[Prompt] All the entries need to be quoted exactly, apart from the pictures, which you should drop.

[Dataset excerpts]
**********

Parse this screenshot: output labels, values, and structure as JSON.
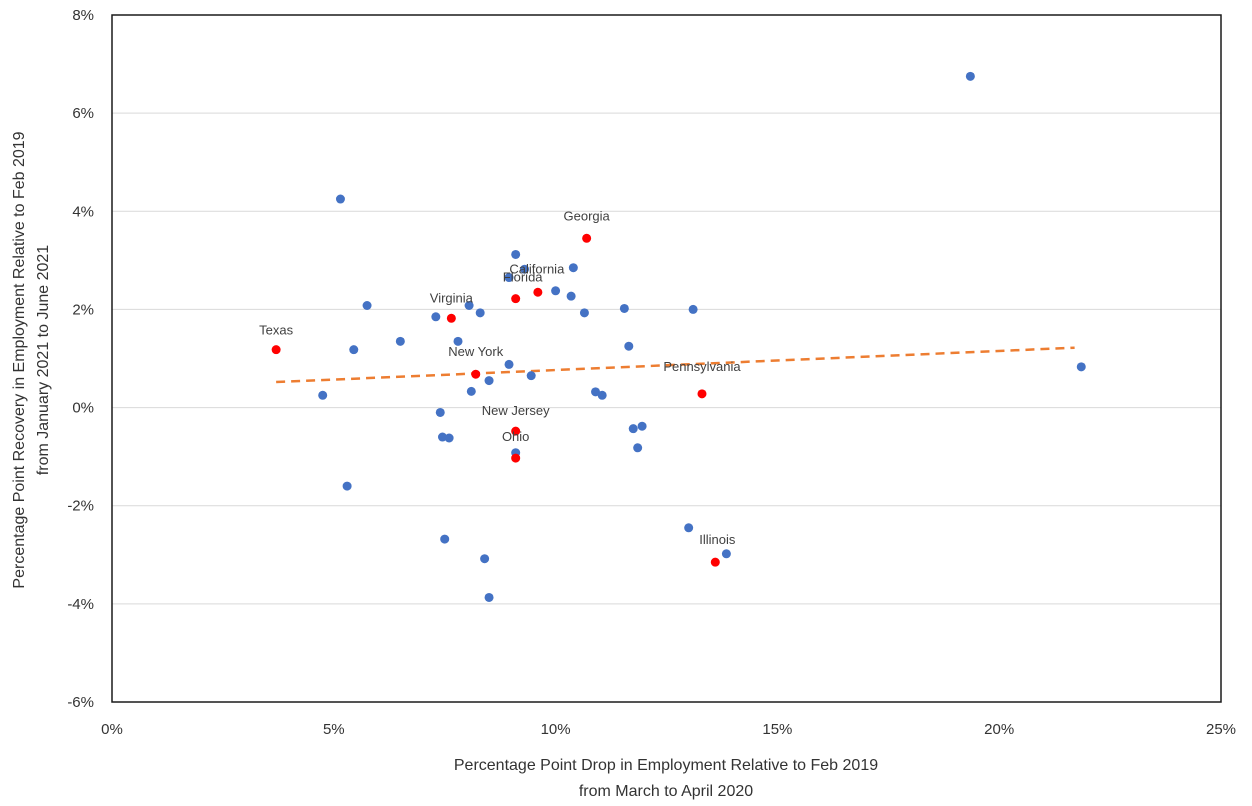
{
  "chart_data": {
    "type": "scatter",
    "title": "",
    "xlabel": [
      "Percentage Point Drop in Employment Relative to Feb 2019",
      "from March to April 2020"
    ],
    "ylabel": [
      "Percentage Point Recovery in Employment Relative to Feb 2019",
      "from January 2021 to June 2021"
    ],
    "xlim": [
      0,
      25
    ],
    "ylim": [
      -6,
      8
    ],
    "x_ticks": [
      "0%",
      "5%",
      "10%",
      "15%",
      "20%",
      "25%"
    ],
    "y_ticks": [
      "8%",
      "6%",
      "4%",
      "2%",
      "0%",
      "-2%",
      "-4%",
      "-6%"
    ],
    "grid": "horizontal",
    "legend": "none",
    "colors": {
      "other": "#4472c4",
      "highlight": "#ff0000",
      "trend": "#ed7d31"
    },
    "trendline": {
      "style": "dashed",
      "x": [
        3.7,
        21.7
      ],
      "y": [
        0.52,
        1.22
      ]
    },
    "highlighted": [
      {
        "label": "Texas",
        "x": 3.7,
        "y": 1.18
      },
      {
        "label": "Virginia",
        "x": 7.65,
        "y": 1.82
      },
      {
        "label": "Georgia",
        "x": 10.7,
        "y": 3.45
      },
      {
        "label": "Florida",
        "x": 9.1,
        "y": 2.22
      },
      {
        "label": "California",
        "x": 9.6,
        "y": 2.35
      },
      {
        "label": "New York",
        "x": 8.2,
        "y": 0.68
      },
      {
        "label": "New Jersey",
        "x": 9.1,
        "y": -0.48
      },
      {
        "label": "Ohio",
        "x": 9.1,
        "y": -1.03
      },
      {
        "label": "Pennsylvania",
        "x": 13.3,
        "y": 0.28
      },
      {
        "label": "Illinois",
        "x": 13.6,
        "y": -3.15
      }
    ],
    "others": [
      {
        "x": 4.75,
        "y": 0.25
      },
      {
        "x": 5.15,
        "y": 4.25
      },
      {
        "x": 5.3,
        "y": -1.6
      },
      {
        "x": 5.45,
        "y": 1.18
      },
      {
        "x": 5.75,
        "y": 2.08
      },
      {
        "x": 6.5,
        "y": 1.35
      },
      {
        "x": 7.3,
        "y": 1.85
      },
      {
        "x": 7.4,
        "y": -0.1
      },
      {
        "x": 7.45,
        "y": -0.6
      },
      {
        "x": 7.5,
        "y": -2.68
      },
      {
        "x": 7.6,
        "y": -0.62
      },
      {
        "x": 7.8,
        "y": 1.35
      },
      {
        "x": 8.05,
        "y": 2.08
      },
      {
        "x": 8.1,
        "y": 0.33
      },
      {
        "x": 8.3,
        "y": 1.93
      },
      {
        "x": 8.4,
        "y": -3.08
      },
      {
        "x": 8.5,
        "y": 0.55
      },
      {
        "x": 8.5,
        "y": -3.87
      },
      {
        "x": 8.95,
        "y": 2.65
      },
      {
        "x": 8.95,
        "y": 0.88
      },
      {
        "x": 9.1,
        "y": 3.12
      },
      {
        "x": 9.1,
        "y": -0.92
      },
      {
        "x": 9.3,
        "y": 2.82
      },
      {
        "x": 9.45,
        "y": 0.65
      },
      {
        "x": 10.0,
        "y": 2.38
      },
      {
        "x": 10.35,
        "y": 2.27
      },
      {
        "x": 10.4,
        "y": 2.85
      },
      {
        "x": 10.65,
        "y": 1.93
      },
      {
        "x": 10.9,
        "y": 0.32
      },
      {
        "x": 11.05,
        "y": 0.25
      },
      {
        "x": 11.55,
        "y": 2.02
      },
      {
        "x": 11.65,
        "y": 1.25
      },
      {
        "x": 11.75,
        "y": -0.43
      },
      {
        "x": 11.85,
        "y": -0.82
      },
      {
        "x": 11.95,
        "y": -0.38
      },
      {
        "x": 13.0,
        "y": -2.45
      },
      {
        "x": 13.1,
        "y": 2.0
      },
      {
        "x": 13.85,
        "y": -2.98
      },
      {
        "x": 19.35,
        "y": 6.75
      },
      {
        "x": 21.85,
        "y": 0.83
      }
    ]
  }
}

**********

[Written response]
Parse this screenshot: output labels, values, and structure as JSON.
{
  "chart_data": {
    "type": "scatter",
    "title": "",
    "xlabel": [
      "Percentage Point Drop in Employment Relative to Feb 2019",
      "from March to April 2020"
    ],
    "ylabel": [
      "Percentage Point Recovery in Employment Relative to Feb 2019",
      "from January 2021 to June 2021"
    ],
    "xlim": [
      0,
      25
    ],
    "ylim": [
      -6,
      8
    ],
    "x_ticks": [
      "0%",
      "5%",
      "10%",
      "15%",
      "20%",
      "25%"
    ],
    "y_ticks": [
      "8%",
      "6%",
      "4%",
      "2%",
      "0%",
      "-2%",
      "-4%",
      "-6%"
    ],
    "grid": "horizontal",
    "legend": "none",
    "colors": {
      "other": "#4472c4",
      "highlight": "#ff0000",
      "trend": "#ed7d31"
    },
    "trendline": {
      "style": "dashed",
      "x": [
        3.7,
        21.7
      ],
      "y": [
        0.52,
        1.22
      ]
    },
    "highlighted": [
      {
        "label": "Texas",
        "x": 3.7,
        "y": 1.18
      },
      {
        "label": "Virginia",
        "x": 7.65,
        "y": 1.82
      },
      {
        "label": "Georgia",
        "x": 10.7,
        "y": 3.45
      },
      {
        "label": "Florida",
        "x": 9.1,
        "y": 2.22
      },
      {
        "label": "California",
        "x": 9.6,
        "y": 2.35
      },
      {
        "label": "New York",
        "x": 8.2,
        "y": 0.68
      },
      {
        "label": "New Jersey",
        "x": 9.1,
        "y": -0.48
      },
      {
        "label": "Ohio",
        "x": 9.1,
        "y": -1.03
      },
      {
        "label": "Pennsylvania",
        "x": 13.3,
        "y": 0.28
      },
      {
        "label": "Illinois",
        "x": 13.6,
        "y": -3.15
      }
    ],
    "others": [
      {
        "x": 4.75,
        "y": 0.25
      },
      {
        "x": 5.15,
        "y": 4.25
      },
      {
        "x": 5.3,
        "y": -1.6
      },
      {
        "x": 5.45,
        "y": 1.18
      },
      {
        "x": 5.75,
        "y": 2.08
      },
      {
        "x": 6.5,
        "y": 1.35
      },
      {
        "x": 7.3,
        "y": 1.85
      },
      {
        "x": 7.4,
        "y": -0.1
      },
      {
        "x": 7.45,
        "y": -0.6
      },
      {
        "x": 7.5,
        "y": -2.68
      },
      {
        "x": 7.6,
        "y": -0.62
      },
      {
        "x": 7.8,
        "y": 1.35
      },
      {
        "x": 8.05,
        "y": 2.08
      },
      {
        "x": 8.1,
        "y": 0.33
      },
      {
        "x": 8.3,
        "y": 1.93
      },
      {
        "x": 8.4,
        "y": -3.08
      },
      {
        "x": 8.5,
        "y": 0.55
      },
      {
        "x": 8.5,
        "y": -3.87
      },
      {
        "x": 8.95,
        "y": 2.65
      },
      {
        "x": 8.95,
        "y": 0.88
      },
      {
        "x": 9.1,
        "y": 3.12
      },
      {
        "x": 9.1,
        "y": -0.92
      },
      {
        "x": 9.3,
        "y": 2.82
      },
      {
        "x": 9.45,
        "y": 0.65
      },
      {
        "x": 10.0,
        "y": 2.38
      },
      {
        "x": 10.35,
        "y": 2.27
      },
      {
        "x": 10.4,
        "y": 2.85
      },
      {
        "x": 10.65,
        "y": 1.93
      },
      {
        "x": 10.9,
        "y": 0.32
      },
      {
        "x": 11.05,
        "y": 0.25
      },
      {
        "x": 11.55,
        "y": 2.02
      },
      {
        "x": 11.65,
        "y": 1.25
      },
      {
        "x": 11.75,
        "y": -0.43
      },
      {
        "x": 11.85,
        "y": -0.82
      },
      {
        "x": 11.95,
        "y": -0.38
      },
      {
        "x": 13.0,
        "y": -2.45
      },
      {
        "x": 13.1,
        "y": 2.0
      },
      {
        "x": 13.85,
        "y": -2.98
      },
      {
        "x": 19.35,
        "y": 6.75
      },
      {
        "x": 21.85,
        "y": 0.83
      }
    ]
  }
}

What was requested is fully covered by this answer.